**What you have to do:** Copy out every line of the items below word for word, leaving out the pictures.

**Source data:**
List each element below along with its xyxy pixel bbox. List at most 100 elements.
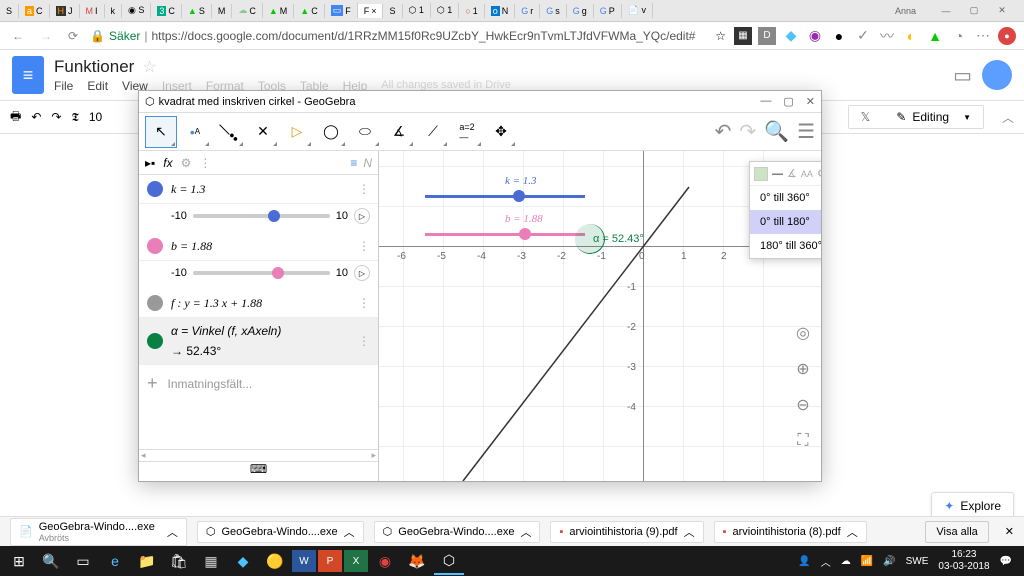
app-icon[interactable]: ◉ [370,547,400,575]
close-downloads-icon[interactable]: ✕ [1005,525,1014,538]
redo-icon[interactable]: ↷ [51,110,61,124]
target-icon[interactable]: ◎ [791,321,815,345]
ext-icon[interactable]: ◔ [950,27,968,45]
angle-style-icon[interactable]: ∡ [787,167,797,180]
chevron-up-icon[interactable]: ︿ [520,524,531,540]
perpendicular-tool[interactable]: ✕ [247,116,279,148]
ext-icon[interactable]: ✓ [854,27,872,45]
redo-icon[interactable]: ↷ [739,119,756,144]
browser-tab[interactable]: S [383,4,402,18]
sort-icon[interactable]: ≡ [350,156,357,170]
app-icon[interactable]: ▦ [196,547,226,575]
maximize-icon[interactable]: ▢ [960,2,988,20]
algebra-row-k[interactable]: k = 1.3 ⋮ [139,175,378,204]
circle-tool[interactable]: ◯ [315,116,347,148]
star-doc-icon[interactable]: ☆ [142,57,156,77]
slider-track[interactable] [193,214,330,218]
fx-icon[interactable]: fx [163,156,172,170]
row-menu-icon[interactable]: ⋮ [358,239,370,253]
chevron-up-icon[interactable]: ︿ [847,524,858,540]
more-icon[interactable]: ⋮ [199,156,211,170]
chrome-icon[interactable]: 🟡 [260,547,290,575]
slider-track[interactable] [193,271,330,275]
ext-icon[interactable]: ● [830,27,848,45]
undo-icon[interactable]: ↶ [715,119,732,144]
browser-tab[interactable]: ▲ M [263,4,294,18]
minimize-icon[interactable]: — [760,95,771,108]
firefox-icon[interactable]: 🦊 [402,547,432,575]
star-icon[interactable]: ☆ [715,29,726,43]
row-menu-icon[interactable]: ⋮ [358,334,370,348]
browser-tab[interactable]: 📄 v [622,3,653,18]
download-item[interactable]: ▪ arviointihistoria (8).pdf ︿ [714,521,867,543]
undo-icon[interactable]: ↶ [31,110,41,124]
browser-tab[interactable]: o N [485,4,516,18]
wifi-icon[interactable]: 📶 [861,556,873,567]
maximize-icon[interactable]: ▢ [783,95,793,108]
browser-tab[interactable]: H J [50,4,80,18]
graphics-view[interactable]: ▸ -6 -5 -4 -3 -2 -1 0 1 2 3 -1 -2 -3 -4 … [379,151,821,481]
collapse-icon[interactable]: ︿ [1002,109,1014,126]
user-avatar[interactable] [982,60,1012,90]
browser-tab[interactable]: ▭ F [325,3,358,18]
browser-tab-active[interactable]: F × [358,4,384,18]
app-icon[interactable]: ◆ [228,547,258,575]
chevron-up-icon[interactable]: ︿ [684,524,695,540]
ext-icon[interactable]: ◆ [782,27,800,45]
download-item[interactable]: 📄 GeoGebra-Windo....exe Avbröts ︿ [10,518,187,546]
browser-tab[interactable]: S [0,4,19,18]
store-icon[interactable]: 🛍 [164,547,194,575]
word-icon[interactable]: W [292,550,316,572]
add-icon[interactable]: + [147,373,158,394]
chevron-up-icon[interactable]: ︿ [344,524,355,540]
move-view-tool[interactable]: ✥ [485,116,517,148]
move-tool[interactable]: ↖ [145,116,177,148]
ext-icon[interactable]: ◉ [806,27,824,45]
zoom-in-icon[interactable]: ⊕ [791,357,815,381]
input-field[interactable]: Inmatningsfält... [168,377,253,391]
menu-edit[interactable]: Edit [87,79,108,93]
print-icon[interactable]: 🖶 [10,107,21,128]
browser-tab[interactable]: ◉ S [122,3,151,18]
visibility-toggle[interactable] [147,333,163,349]
angle-option[interactable]: 180° till 360° [750,234,821,258]
abp-icon[interactable]: ● [998,27,1016,45]
paint-icon[interactable]: 𝕿 [71,110,78,125]
browser-tab[interactable]: ⬡ 1 [403,3,431,18]
ext-icon[interactable]: ▦ [734,27,752,45]
play-icon[interactable]: ▷ [354,208,370,224]
back-icon[interactable]: ← [8,27,28,45]
edge-icon[interactable]: e [100,547,130,575]
input-bar-icon[interactable]: ▸▪ [145,156,155,170]
browser-tab[interactable]: M [212,4,233,18]
ext-icon[interactable]: 〰 [878,27,896,45]
ellipse-tool[interactable]: ⬭ [349,116,381,148]
doc-title[interactable]: Funktioner [54,57,134,77]
zoom-out-icon[interactable]: ⊖ [791,393,815,417]
start-icon[interactable]: ⊞ [4,547,34,575]
ext-icon[interactable]: D [758,27,776,45]
input-row[interactable]: + Inmatningsfält... [139,365,378,402]
slider-tool[interactable]: a=2— [451,116,483,148]
download-item[interactable]: ▪ arviointihistoria (9).pdf ︿ [550,521,703,543]
algebra-row-alpha[interactable]: α = Vinkel (f, xAxeln) → 52.43° ⋮ [139,318,378,365]
algebra-row-b[interactable]: b = 1.88 ⋮ [139,232,378,261]
polygon-tool[interactable]: ▷ [281,116,313,148]
powerpoint-icon[interactable]: P [318,550,342,572]
color-swatch[interactable] [754,167,768,181]
close-icon[interactable]: ✕ [988,2,1016,20]
clock[interactable]: 16:23 03-03-2018 [938,549,989,573]
ext-icon[interactable]: ▲ [926,27,944,45]
angle-option[interactable]: 0° till 360° [750,186,821,210]
browser-tab[interactable]: G g [567,4,594,18]
slider-thumb[interactable] [268,210,280,222]
play-icon[interactable]: ▷ [354,265,370,281]
browser-tab[interactable]: ○ 1 [459,4,484,18]
reflect-tool[interactable]: ⟋ [417,116,449,148]
gear-icon[interactable]: ⚙ [181,156,192,170]
search-icon[interactable]: 🔍 [764,119,789,144]
fullscreen-icon[interactable]: ⛶ [791,429,815,453]
download-item[interactable]: ⬡ GeoGebra-Windo....exe ︿ [374,521,541,543]
line-style-icon[interactable]: — [772,168,783,180]
row-menu-icon[interactable]: ⋮ [358,296,370,310]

**Expected answer:**
List each element below along with its xyxy pixel bbox. List at most 100 elements.
app-icon[interactable]: ◉ [370,547,400,575]
close-downloads-icon[interactable]: ✕ [1005,525,1014,538]
redo-icon[interactable]: ↷ [51,110,61,124]
target-icon[interactable]: ◎ [791,321,815,345]
ext-icon[interactable]: ◔ [950,27,968,45]
angle-style-icon[interactable]: ∡ [787,167,797,180]
chevron-up-icon[interactable]: ︿ [520,524,531,540]
perpendicular-tool[interactable]: ✕ [247,116,279,148]
ext-icon[interactable]: ✓ [854,27,872,45]
redo-icon[interactable]: ↷ [739,119,756,144]
browser-tab[interactable]: S [383,4,402,18]
sort-icon[interactable]: ≡ [350,156,357,170]
app-icon[interactable]: ▦ [196,547,226,575]
maximize-icon[interactable]: ▢ [960,2,988,20]
algebra-row-k[interactable]: k = 1.3 ⋮ [139,175,378,204]
circle-tool[interactable]: ◯ [315,116,347,148]
star-doc-icon[interactable]: ☆ [142,57,156,77]
slider-track[interactable] [193,214,330,218]
fx-icon[interactable]: fx [163,156,172,170]
row-menu-icon[interactable]: ⋮ [358,239,370,253]
chevron-up-icon[interactable]: ︿ [847,524,858,540]
more-icon[interactable]: ⋮ [199,156,211,170]
chrome-icon[interactable]: 🟡 [260,547,290,575]
slider-track[interactable] [193,271,330,275]
ext-icon[interactable]: ● [830,27,848,45]
undo-icon[interactable]: ↶ [715,119,732,144]
browser-tab[interactable]: ▲ M [263,4,294,18]
minimize-icon[interactable]: — [760,95,771,108]
firefox-icon[interactable]: 🦊 [402,547,432,575]
star-icon[interactable]: ☆ [715,29,726,43]
row-menu-icon[interactable]: ⋮ [358,334,370,348]
browser-tab[interactable]: 📄 v [622,3,653,18]
download-item[interactable]: ▪ arviointihistoria (8).pdf ︿ [714,521,867,543]
undo-icon[interactable]: ↶ [31,110,41,124]
browser-tab[interactable]: o N [485,4,516,18]
wifi-icon[interactable]: 📶 [861,556,873,567]
maximize-icon[interactable]: ▢ [783,95,793,108]
browser-tab[interactable]: H J [50,4,80,18]
graphics-view[interactable]: ▸ -6 -5 -4 -3 -2 -1 0 1 2 3 -1 -2 -3 -4 … [379,151,821,481]
collapse-icon[interactable]: ︿ [1002,109,1014,126]
user-avatar[interactable] [982,60,1012,90]
browser-tab[interactable]: ▭ F [325,3,358,18]
browser-tab-active[interactable]: F × [358,4,384,18]
app-icon[interactable]: ◆ [228,547,258,575]
chevron-up-icon[interactable]: ︿ [684,524,695,540]
ext-icon[interactable]: ◆ [782,27,800,45]
download-item[interactable]: 📄 GeoGebra-Windo....exe Avbröts ︿ [10,518,187,546]
browser-tab[interactable]: S [0,4,19,18]
store-icon[interactable]: 🛍 [164,547,194,575]
word-icon[interactable]: W [292,550,316,572]
add-icon[interactable]: + [147,373,158,394]
chevron-up-icon[interactable]: ︿ [344,524,355,540]
move-view-tool[interactable]: ✥ [485,116,517,148]
move-tool[interactable]: ↖ [145,116,177,148]
ext-icon[interactable]: ◉ [806,27,824,45]
zoom-in-icon[interactable]: ⊕ [791,357,815,381]
input-field[interactable]: Inmatningsfält... [168,377,253,391]
menu-edit[interactable]: Edit [87,79,108,93]
print-icon[interactable]: 🖶 [10,107,21,128]
browser-tab[interactable]: ◉ S [122,3,151,18]
visibility-toggle[interactable] [147,333,163,349]
angle-option[interactable]: 180° till 360° [750,234,821,258]
abp-icon[interactable]: ● [998,27,1016,45]
paint-icon[interactable]: 𝕿 [71,110,78,125]
browser-tab[interactable]: ⬡ 1 [403,3,431,18]
ext-icon[interactable]: ▦ [734,27,752,45]
play-icon[interactable]: ▷ [354,208,370,224]
back-icon[interactable]: ← [8,27,28,45]
edge-icon[interactable]: e [100,547,130,575]
input-bar-icon[interactable]: ▸▪ [145,156,155,170]
browser-tab[interactable]: M [212,4,233,18]
ext-icon[interactable]: 〰 [878,27,896,45]
ellipse-tool[interactable]: ⬭ [349,116,381,148]
doc-title[interactable]: Funktioner [54,57,134,77]
zoom-out-icon[interactable]: ⊖ [791,393,815,417]
start-icon[interactable]: ⊞ [4,547,34,575]
ext-icon[interactable]: D [758,27,776,45]
input-row[interactable]: + Inmatningsfält... [139,365,378,402]
slider-tool[interactable]: a=2— [451,116,483,148]
download-item[interactable]: ▪ arviointihistoria (9).pdf ︿ [550,521,703,543]
algebra-row-alpha[interactable]: α = Vinkel (f, xAxeln) → 52.43° ⋮ [139,318,378,365]
algebra-row-b[interactable]: b = 1.88 ⋮ [139,232,378,261]
polygon-tool[interactable]: ▷ [281,116,313,148]
powerpoint-icon[interactable]: P [318,550,342,572]
color-swatch[interactable] [754,167,768,181]
close-icon[interactable]: ✕ [988,2,1016,20]
clock[interactable]: 16:23 03-03-2018 [938,549,989,573]
ext-icon[interactable]: ▲ [926,27,944,45]
angle-option[interactable]: 0° till 360° [750,186,821,210]
browser-tab[interactable]: G g [567,4,594,18]
slider-thumb[interactable] [268,210,280,222]
play-icon[interactable]: ▷ [354,265,370,281]
browser-tab[interactable]: ○ 1 [459,4,484,18]
reflect-tool[interactable]: ⟋ [417,116,449,148]
gear-icon[interactable]: ⚙ [181,156,192,170]
search-icon[interactable]: 🔍 [764,119,789,144]
fullscreen-icon[interactable]: ⛶ [791,429,815,453]
download-item[interactable]: ⬡ GeoGebra-Windo....exe ︿ [374,521,541,543]
line-style-icon[interactable]: — [772,168,783,180]
row-menu-icon[interactable]: ⋮ [358,296,370,310]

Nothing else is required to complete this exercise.